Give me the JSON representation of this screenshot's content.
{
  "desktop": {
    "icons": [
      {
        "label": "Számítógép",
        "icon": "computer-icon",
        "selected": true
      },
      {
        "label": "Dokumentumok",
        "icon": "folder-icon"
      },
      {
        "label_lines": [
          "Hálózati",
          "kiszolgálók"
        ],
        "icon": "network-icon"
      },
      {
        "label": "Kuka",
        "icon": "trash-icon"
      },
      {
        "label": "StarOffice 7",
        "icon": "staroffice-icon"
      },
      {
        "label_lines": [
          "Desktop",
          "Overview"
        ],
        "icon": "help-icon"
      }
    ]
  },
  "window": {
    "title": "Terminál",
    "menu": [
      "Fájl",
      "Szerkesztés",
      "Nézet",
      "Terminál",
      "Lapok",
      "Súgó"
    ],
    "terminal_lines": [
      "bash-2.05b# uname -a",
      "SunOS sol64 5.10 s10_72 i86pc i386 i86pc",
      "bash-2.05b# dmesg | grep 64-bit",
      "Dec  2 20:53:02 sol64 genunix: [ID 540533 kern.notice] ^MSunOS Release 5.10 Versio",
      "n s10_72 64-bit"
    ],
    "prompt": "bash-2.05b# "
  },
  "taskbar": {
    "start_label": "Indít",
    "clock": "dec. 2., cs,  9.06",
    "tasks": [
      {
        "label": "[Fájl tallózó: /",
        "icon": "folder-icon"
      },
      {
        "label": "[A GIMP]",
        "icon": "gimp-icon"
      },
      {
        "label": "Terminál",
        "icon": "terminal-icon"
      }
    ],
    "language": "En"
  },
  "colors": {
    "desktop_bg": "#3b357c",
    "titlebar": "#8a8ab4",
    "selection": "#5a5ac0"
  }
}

○ ○ ○ ○

**Task goal:** Write out all the records above again, exactly as they stand.

**Correct answer:**
Give me the JSON representation of this screenshot's content.
{
  "desktop": {
    "icons": [
      {
        "label": "Számítógép",
        "icon": "computer-icon",
        "selected": true
      },
      {
        "label": "Dokumentumok",
        "icon": "folder-icon"
      },
      {
        "label_lines": [
          "Hálózati",
          "kiszolgálók"
        ],
        "icon": "network-icon"
      },
      {
        "label": "Kuka",
        "icon": "trash-icon"
      },
      {
        "label": "StarOffice 7",
        "icon": "staroffice-icon"
      },
      {
        "label_lines": [
          "Desktop",
          "Overview"
        ],
        "icon": "help-icon"
      }
    ]
  },
  "window": {
    "title": "Terminál",
    "menu": [
      "Fájl",
      "Szerkesztés",
      "Nézet",
      "Terminál",
      "Lapok",
      "Súgó"
    ],
    "terminal_lines": [
      "bash-2.05b# uname -a",
      "SunOS sol64 5.10 s10_72 i86pc i386 i86pc",
      "bash-2.05b# dmesg | grep 64-bit",
      "Dec  2 20:53:02 sol64 genunix: [ID 540533 kern.notice] ^MSunOS Release 5.10 Versio",
      "n s10_72 64-bit"
    ],
    "prompt": "bash-2.05b# "
  },
  "taskbar": {
    "start_label": "Indít",
    "clock": "dec. 2., cs,  9.06",
    "tasks": [
      {
        "label": "[Fájl tallózó: /",
        "icon": "folder-icon"
      },
      {
        "label": "[A GIMP]",
        "icon": "gimp-icon"
      },
      {
        "label": "Terminál",
        "icon": "terminal-icon"
      }
    ],
    "language": "En"
  },
  "colors": {
    "desktop_bg": "#3b357c",
    "titlebar": "#8a8ab4",
    "selection": "#5a5ac0"
  }
}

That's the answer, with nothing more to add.